■ YOUR GOAL ■
Output all lines exactly.

+++++

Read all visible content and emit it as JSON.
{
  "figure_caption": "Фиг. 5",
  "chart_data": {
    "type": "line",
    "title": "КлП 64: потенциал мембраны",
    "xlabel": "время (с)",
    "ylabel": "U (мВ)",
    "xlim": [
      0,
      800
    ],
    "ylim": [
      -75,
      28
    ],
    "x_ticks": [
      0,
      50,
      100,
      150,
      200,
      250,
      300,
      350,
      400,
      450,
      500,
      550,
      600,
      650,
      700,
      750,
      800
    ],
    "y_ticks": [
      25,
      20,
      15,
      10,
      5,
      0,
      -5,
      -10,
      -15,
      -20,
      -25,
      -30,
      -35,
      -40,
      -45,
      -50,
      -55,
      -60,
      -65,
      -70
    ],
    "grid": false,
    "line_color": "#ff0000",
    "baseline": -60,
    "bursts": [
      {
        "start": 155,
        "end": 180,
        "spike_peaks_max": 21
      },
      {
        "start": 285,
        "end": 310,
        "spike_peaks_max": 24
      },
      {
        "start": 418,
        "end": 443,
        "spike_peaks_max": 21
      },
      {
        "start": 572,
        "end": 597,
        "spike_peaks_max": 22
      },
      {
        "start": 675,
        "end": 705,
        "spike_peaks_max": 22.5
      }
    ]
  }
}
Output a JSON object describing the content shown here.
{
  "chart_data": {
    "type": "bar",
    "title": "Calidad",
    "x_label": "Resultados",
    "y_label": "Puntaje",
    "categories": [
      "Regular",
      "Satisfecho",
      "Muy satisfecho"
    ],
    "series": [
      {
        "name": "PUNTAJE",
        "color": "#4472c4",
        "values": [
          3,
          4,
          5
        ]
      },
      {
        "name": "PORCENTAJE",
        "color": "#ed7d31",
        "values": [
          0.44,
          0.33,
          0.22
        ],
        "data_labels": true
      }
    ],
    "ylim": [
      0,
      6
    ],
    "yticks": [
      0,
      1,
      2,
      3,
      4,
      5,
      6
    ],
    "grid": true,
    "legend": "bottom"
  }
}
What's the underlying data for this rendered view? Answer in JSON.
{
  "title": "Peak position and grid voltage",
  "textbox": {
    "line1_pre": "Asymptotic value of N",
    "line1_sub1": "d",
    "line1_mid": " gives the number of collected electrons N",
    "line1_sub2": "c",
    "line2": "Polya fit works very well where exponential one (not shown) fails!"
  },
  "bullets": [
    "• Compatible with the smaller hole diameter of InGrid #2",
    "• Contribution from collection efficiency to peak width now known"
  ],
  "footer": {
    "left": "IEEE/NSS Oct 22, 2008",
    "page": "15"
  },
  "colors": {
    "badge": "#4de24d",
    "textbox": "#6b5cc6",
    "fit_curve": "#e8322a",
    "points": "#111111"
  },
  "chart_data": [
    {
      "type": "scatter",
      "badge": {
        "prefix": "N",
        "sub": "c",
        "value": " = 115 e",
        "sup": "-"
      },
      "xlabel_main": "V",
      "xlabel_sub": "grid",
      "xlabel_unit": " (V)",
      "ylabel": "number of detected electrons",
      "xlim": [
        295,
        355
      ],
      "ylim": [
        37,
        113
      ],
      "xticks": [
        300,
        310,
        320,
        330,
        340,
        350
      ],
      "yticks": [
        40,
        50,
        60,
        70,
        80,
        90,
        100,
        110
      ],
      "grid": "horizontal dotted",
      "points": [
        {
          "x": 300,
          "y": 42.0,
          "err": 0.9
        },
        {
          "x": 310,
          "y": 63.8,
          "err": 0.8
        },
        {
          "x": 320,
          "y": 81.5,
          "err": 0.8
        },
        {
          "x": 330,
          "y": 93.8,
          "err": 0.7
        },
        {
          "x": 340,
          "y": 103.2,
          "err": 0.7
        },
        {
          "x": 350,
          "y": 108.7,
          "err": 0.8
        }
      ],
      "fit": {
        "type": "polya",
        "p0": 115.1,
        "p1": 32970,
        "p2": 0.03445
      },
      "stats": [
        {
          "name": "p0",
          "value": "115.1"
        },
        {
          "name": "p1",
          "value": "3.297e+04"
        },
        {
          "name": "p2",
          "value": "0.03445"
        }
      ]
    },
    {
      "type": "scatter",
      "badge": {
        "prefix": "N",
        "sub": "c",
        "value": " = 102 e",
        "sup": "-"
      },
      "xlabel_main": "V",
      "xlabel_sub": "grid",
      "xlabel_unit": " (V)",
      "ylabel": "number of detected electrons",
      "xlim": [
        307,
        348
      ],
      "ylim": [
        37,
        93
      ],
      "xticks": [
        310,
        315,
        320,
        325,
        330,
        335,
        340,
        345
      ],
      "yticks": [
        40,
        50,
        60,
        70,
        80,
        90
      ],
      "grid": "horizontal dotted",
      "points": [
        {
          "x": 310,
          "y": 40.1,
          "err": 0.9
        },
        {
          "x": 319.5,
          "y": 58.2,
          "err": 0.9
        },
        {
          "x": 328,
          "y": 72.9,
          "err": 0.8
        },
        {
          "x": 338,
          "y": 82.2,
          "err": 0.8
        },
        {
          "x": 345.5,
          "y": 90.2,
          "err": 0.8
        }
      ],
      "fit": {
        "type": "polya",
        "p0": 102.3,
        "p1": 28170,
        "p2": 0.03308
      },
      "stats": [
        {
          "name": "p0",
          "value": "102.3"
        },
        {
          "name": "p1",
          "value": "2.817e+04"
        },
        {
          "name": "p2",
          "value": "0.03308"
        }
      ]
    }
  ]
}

+++++

■ EXERCISE SOLUTION ■
Read all visible content and emit it as JSON.
{
  "figure_caption": "Фиг. 5",
  "chart_data": {
    "type": "line",
    "title": "КлП 64: потенциал мембраны",
    "xlabel": "время (с)",
    "ylabel": "U (мВ)",
    "xlim": [
      0,
      800
    ],
    "ylim": [
      -75,
      28
    ],
    "x_ticks": [
      0,
      50,
      100,
      150,
      200,
      250,
      300,
      350,
      400,
      450,
      500,
      550,
      600,
      650,
      700,
      750,
      800
    ],
    "y_ticks": [
      25,
      20,
      15,
      10,
      5,
      0,
      -5,
      -10,
      -15,
      -20,
      -25,
      -30,
      -35,
      -40,
      -45,
      -50,
      -55,
      -60,
      -65,
      -70
    ],
    "grid": false,
    "line_color": "#ff0000",
    "baseline": -60,
    "bursts": [
      {
        "start": 155,
        "end": 180,
        "spike_peaks_max": 21
      },
      {
        "start": 285,
        "end": 310,
        "spike_peaks_max": 24
      },
      {
        "start": 418,
        "end": 443,
        "spike_peaks_max": 21
      },
      {
        "start": 572,
        "end": 597,
        "spike_peaks_max": 22
      },
      {
        "start": 675,
        "end": 705,
        "spike_peaks_max": 22.5
      }
    ]
  }
}
Output a JSON object describing the content shown here.
{
  "chart_data": {
    "type": "bar",
    "title": "Calidad",
    "x_label": "Resultados",
    "y_label": "Puntaje",
    "categories": [
      "Regular",
      "Satisfecho",
      "Muy satisfecho"
    ],
    "series": [
      {
        "name": "PUNTAJE",
        "color": "#4472c4",
        "values": [
          3,
          4,
          5
        ]
      },
      {
        "name": "PORCENTAJE",
        "color": "#ed7d31",
        "values": [
          0.44,
          0.33,
          0.22
        ],
        "data_labels": true
      }
    ],
    "ylim": [
      0,
      6
    ],
    "yticks": [
      0,
      1,
      2,
      3,
      4,
      5,
      6
    ],
    "grid": true,
    "legend": "bottom"
  }
}
What's the underlying data for this rendered view? Answer in JSON.
{
  "title": "Peak position and grid voltage",
  "textbox": {
    "line1_pre": "Asymptotic value of N",
    "line1_sub1": "d",
    "line1_mid": " gives the number of collected electrons N",
    "line1_sub2": "c",
    "line2": "Polya fit works very well where exponential one (not shown) fails!"
  },
  "bullets": [
    "• Compatible with the smaller hole diameter of InGrid #2",
    "• Contribution from collection efficiency to peak width now known"
  ],
  "footer": {
    "left": "IEEE/NSS Oct 22, 2008",
    "page": "15"
  },
  "colors": {
    "badge": "#4de24d",
    "textbox": "#6b5cc6",
    "fit_curve": "#e8322a",
    "points": "#111111"
  },
  "chart_data": [
    {
      "type": "scatter",
      "badge": {
        "prefix": "N",
        "sub": "c",
        "value": " = 115 e",
        "sup": "-"
      },
      "xlabel_main": "V",
      "xlabel_sub": "grid",
      "xlabel_unit": " (V)",
      "ylabel": "number of detected electrons",
      "xlim": [
        295,
        355
      ],
      "ylim": [
        37,
        113
      ],
      "xticks": [
        300,
        310,
        320,
        330,
        340,
        350
      ],
      "yticks": [
        40,
        50,
        60,
        70,
        80,
        90,
        100,
        110
      ],
      "grid": "horizontal dotted",
      "points": [
        {
          "x": 300,
          "y": 42.0,
          "err": 0.9
        },
        {
          "x": 310,
          "y": 63.8,
          "err": 0.8
        },
        {
          "x": 320,
          "y": 81.5,
          "err": 0.8
        },
        {
          "x": 330,
          "y": 93.8,
          "err": 0.7
        },
        {
          "x": 340,
          "y": 103.2,
          "err": 0.7
        },
        {
          "x": 350,
          "y": 108.7,
          "err": 0.8
        }
      ],
      "fit": {
        "type": "polya",
        "p0": 115.1,
        "p1": 32970,
        "p2": 0.03445
      },
      "stats": [
        {
          "name": "p0",
          "value": "115.1"
        },
        {
          "name": "p1",
          "value": "3.297e+04"
        },
        {
          "name": "p2",
          "value": "0.03445"
        }
      ]
    },
    {
      "type": "scatter",
      "badge": {
        "prefix": "N",
        "sub": "c",
        "value": " = 102 e",
        "sup": "-"
      },
      "xlabel_main": "V",
      "xlabel_sub": "grid",
      "xlabel_unit": " (V)",
      "ylabel": "number of detected electrons",
      "xlim": [
        307,
        348
      ],
      "ylim": [
        37,
        93
      ],
      "xticks": [
        310,
        315,
        320,
        325,
        330,
        335,
        340,
        345
      ],
      "yticks": [
        40,
        50,
        60,
        70,
        80,
        90
      ],
      "grid": "horizontal dotted",
      "points": [
        {
          "x": 310,
          "y": 40.1,
          "err": 0.9
        },
        {
          "x": 319.5,
          "y": 58.2,
          "err": 0.9
        },
        {
          "x": 328,
          "y": 72.9,
          "err": 0.8
        },
        {
          "x": 338,
          "y": 82.2,
          "err": 0.8
        },
        {
          "x": 345.5,
          "y": 90.2,
          "err": 0.8
        }
      ],
      "fit": {
        "type": "polya",
        "p0": 102.3,
        "p1": 28170,
        "p2": 0.03308
      },
      "stats": [
        {
          "name": "p0",
          "value": "102.3"
        },
        {
          "name": "p1",
          "value": "2.817e+04"
        },
        {
          "name": "p2",
          "value": "0.03308"
        }
      ]
    }
  ]
}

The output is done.